REQUEST:
Reproduce the complete listing without any deviation.

┌─ MATERIAL PROVIDED

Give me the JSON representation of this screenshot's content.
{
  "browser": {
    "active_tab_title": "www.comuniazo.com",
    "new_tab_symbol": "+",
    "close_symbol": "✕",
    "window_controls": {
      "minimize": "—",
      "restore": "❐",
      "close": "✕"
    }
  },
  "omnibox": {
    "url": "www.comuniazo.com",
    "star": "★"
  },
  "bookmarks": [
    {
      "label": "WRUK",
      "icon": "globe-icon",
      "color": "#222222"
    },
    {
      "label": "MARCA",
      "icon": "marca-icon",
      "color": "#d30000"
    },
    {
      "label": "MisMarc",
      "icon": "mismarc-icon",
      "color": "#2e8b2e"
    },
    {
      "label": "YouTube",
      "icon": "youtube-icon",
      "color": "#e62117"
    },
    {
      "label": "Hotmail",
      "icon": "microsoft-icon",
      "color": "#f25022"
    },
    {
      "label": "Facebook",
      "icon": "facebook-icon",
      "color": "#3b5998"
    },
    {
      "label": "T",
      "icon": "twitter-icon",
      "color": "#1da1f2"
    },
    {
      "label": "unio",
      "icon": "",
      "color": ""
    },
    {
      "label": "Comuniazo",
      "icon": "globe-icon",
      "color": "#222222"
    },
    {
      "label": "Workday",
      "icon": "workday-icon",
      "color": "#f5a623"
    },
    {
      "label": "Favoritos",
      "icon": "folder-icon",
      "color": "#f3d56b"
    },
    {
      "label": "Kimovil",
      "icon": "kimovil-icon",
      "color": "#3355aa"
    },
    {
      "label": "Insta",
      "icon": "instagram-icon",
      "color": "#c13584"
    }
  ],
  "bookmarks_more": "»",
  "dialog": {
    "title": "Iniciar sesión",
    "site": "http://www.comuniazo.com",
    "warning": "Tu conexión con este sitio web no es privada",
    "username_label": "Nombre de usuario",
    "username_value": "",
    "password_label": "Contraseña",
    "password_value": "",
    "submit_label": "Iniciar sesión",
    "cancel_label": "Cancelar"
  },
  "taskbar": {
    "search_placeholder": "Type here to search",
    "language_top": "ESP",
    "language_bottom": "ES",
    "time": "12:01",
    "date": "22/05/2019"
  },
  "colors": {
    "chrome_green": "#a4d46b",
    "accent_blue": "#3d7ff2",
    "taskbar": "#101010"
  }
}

└─

FINISHED EXERCISE:
Give me the JSON representation of this screenshot's content.
{
  "browser": {
    "active_tab_title": "www.comuniazo.com",
    "new_tab_symbol": "+",
    "close_symbol": "✕",
    "window_controls": {
      "minimize": "—",
      "restore": "❐",
      "close": "✕"
    }
  },
  "omnibox": {
    "url": "www.comuniazo.com",
    "star": "★"
  },
  "bookmarks": [
    {
      "label": "WRUK",
      "icon": "globe-icon",
      "color": "#222222"
    },
    {
      "label": "MARCA",
      "icon": "marca-icon",
      "color": "#d30000"
    },
    {
      "label": "MisMarc",
      "icon": "mismarc-icon",
      "color": "#2e8b2e"
    },
    {
      "label": "YouTube",
      "icon": "youtube-icon",
      "color": "#e62117"
    },
    {
      "label": "Hotmail",
      "icon": "microsoft-icon",
      "color": "#f25022"
    },
    {
      "label": "Facebook",
      "icon": "facebook-icon",
      "color": "#3b5998"
    },
    {
      "label": "T",
      "icon": "twitter-icon",
      "color": "#1da1f2"
    },
    {
      "label": "unio",
      "icon": "",
      "color": ""
    },
    {
      "label": "Comuniazo",
      "icon": "globe-icon",
      "color": "#222222"
    },
    {
      "label": "Workday",
      "icon": "workday-icon",
      "color": "#f5a623"
    },
    {
      "label": "Favoritos",
      "icon": "folder-icon",
      "color": "#f3d56b"
    },
    {
      "label": "Kimovil",
      "icon": "kimovil-icon",
      "color": "#3355aa"
    },
    {
      "label": "Insta",
      "icon": "instagram-icon",
      "color": "#c13584"
    }
  ],
  "bookmarks_more": "»",
  "dialog": {
    "title": "Iniciar sesión",
    "site": "http://www.comuniazo.com",
    "warning": "Tu conexión con este sitio web no es privada",
    "username_label": "Nombre de usuario",
    "username_value": "",
    "password_label": "Contraseña",
    "password_value": "",
    "submit_label": "Iniciar sesión",
    "cancel_label": "Cancelar"
  },
  "taskbar": {
    "search_placeholder": "Type here to search",
    "language_top": "ESP",
    "language_bottom": "ES",
    "time": "12:01",
    "date": "22/05/2019"
  },
  "colors": {
    "chrome_green": "#a4d46b",
    "accent_blue": "#3d7ff2",
    "taskbar": "#101010"
  }
}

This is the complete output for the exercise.